• _Requirements_
What follows is a listing. Return every line of it exactly.

• _Data supplied_
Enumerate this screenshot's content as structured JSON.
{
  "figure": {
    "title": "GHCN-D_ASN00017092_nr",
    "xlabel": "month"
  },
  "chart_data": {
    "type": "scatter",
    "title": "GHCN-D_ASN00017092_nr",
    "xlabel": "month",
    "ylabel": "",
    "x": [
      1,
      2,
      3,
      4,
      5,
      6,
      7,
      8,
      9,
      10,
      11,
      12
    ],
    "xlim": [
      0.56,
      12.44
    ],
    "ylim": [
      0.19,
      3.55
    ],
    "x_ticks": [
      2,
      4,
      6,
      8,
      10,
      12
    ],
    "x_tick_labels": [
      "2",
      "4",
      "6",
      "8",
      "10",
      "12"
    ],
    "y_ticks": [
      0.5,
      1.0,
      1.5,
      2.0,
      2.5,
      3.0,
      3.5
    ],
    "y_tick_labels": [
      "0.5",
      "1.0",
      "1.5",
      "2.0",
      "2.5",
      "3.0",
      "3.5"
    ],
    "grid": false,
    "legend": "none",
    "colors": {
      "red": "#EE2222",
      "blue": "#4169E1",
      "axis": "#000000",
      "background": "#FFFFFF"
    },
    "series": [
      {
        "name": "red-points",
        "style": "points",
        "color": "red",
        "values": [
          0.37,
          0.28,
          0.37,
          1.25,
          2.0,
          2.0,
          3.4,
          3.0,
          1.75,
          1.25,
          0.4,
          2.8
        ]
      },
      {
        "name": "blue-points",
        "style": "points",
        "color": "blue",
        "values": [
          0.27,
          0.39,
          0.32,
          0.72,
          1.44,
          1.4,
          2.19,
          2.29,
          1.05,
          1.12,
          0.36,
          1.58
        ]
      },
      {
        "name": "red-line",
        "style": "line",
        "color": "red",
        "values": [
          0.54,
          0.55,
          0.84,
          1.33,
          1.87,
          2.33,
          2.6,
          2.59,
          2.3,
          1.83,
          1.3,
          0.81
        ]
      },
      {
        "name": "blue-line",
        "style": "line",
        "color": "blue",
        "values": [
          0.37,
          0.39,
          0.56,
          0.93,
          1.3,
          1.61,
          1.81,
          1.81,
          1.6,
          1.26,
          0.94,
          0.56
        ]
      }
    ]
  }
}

• _Output of the task_
Enumerate this screenshot's content as structured JSON.
{
  "figure": {
    "title": "GHCN-D_ASN00017092_nr",
    "xlabel": "month"
  },
  "chart_data": {
    "type": "scatter",
    "title": "GHCN-D_ASN00017092_nr",
    "xlabel": "month",
    "ylabel": "",
    "x": [
      1,
      2,
      3,
      4,
      5,
      6,
      7,
      8,
      9,
      10,
      11,
      12
    ],
    "xlim": [
      0.56,
      12.44
    ],
    "ylim": [
      0.19,
      3.55
    ],
    "x_ticks": [
      2,
      4,
      6,
      8,
      10,
      12
    ],
    "x_tick_labels": [
      "2",
      "4",
      "6",
      "8",
      "10",
      "12"
    ],
    "y_ticks": [
      0.5,
      1.0,
      1.5,
      2.0,
      2.5,
      3.0,
      3.5
    ],
    "y_tick_labels": [
      "0.5",
      "1.0",
      "1.5",
      "2.0",
      "2.5",
      "3.0",
      "3.5"
    ],
    "grid": false,
    "legend": "none",
    "colors": {
      "red": "#EE2222",
      "blue": "#4169E1",
      "axis": "#000000",
      "background": "#FFFFFF"
    },
    "series": [
      {
        "name": "red-points",
        "style": "points",
        "color": "red",
        "values": [
          0.37,
          0.28,
          0.37,
          1.25,
          2.0,
          2.0,
          3.4,
          3.0,
          1.75,
          1.25,
          0.4,
          2.8
        ]
      },
      {
        "name": "blue-points",
        "style": "points",
        "color": "blue",
        "values": [
          0.27,
          0.39,
          0.32,
          0.72,
          1.44,
          1.4,
          2.19,
          2.29,
          1.05,
          1.12,
          0.36,
          1.58
        ]
      },
      {
        "name": "red-line",
        "style": "line",
        "color": "red",
        "values": [
          0.54,
          0.55,
          0.84,
          1.33,
          1.87,
          2.33,
          2.6,
          2.59,
          2.3,
          1.83,
          1.3,
          0.81
        ]
      },
      {
        "name": "blue-line",
        "style": "line",
        "color": "blue",
        "values": [
          0.37,
          0.39,
          0.56,
          0.93,
          1.3,
          1.61,
          1.81,
          1.81,
          1.6,
          1.26,
          0.94,
          0.56
        ]
      }
    ]
  }
}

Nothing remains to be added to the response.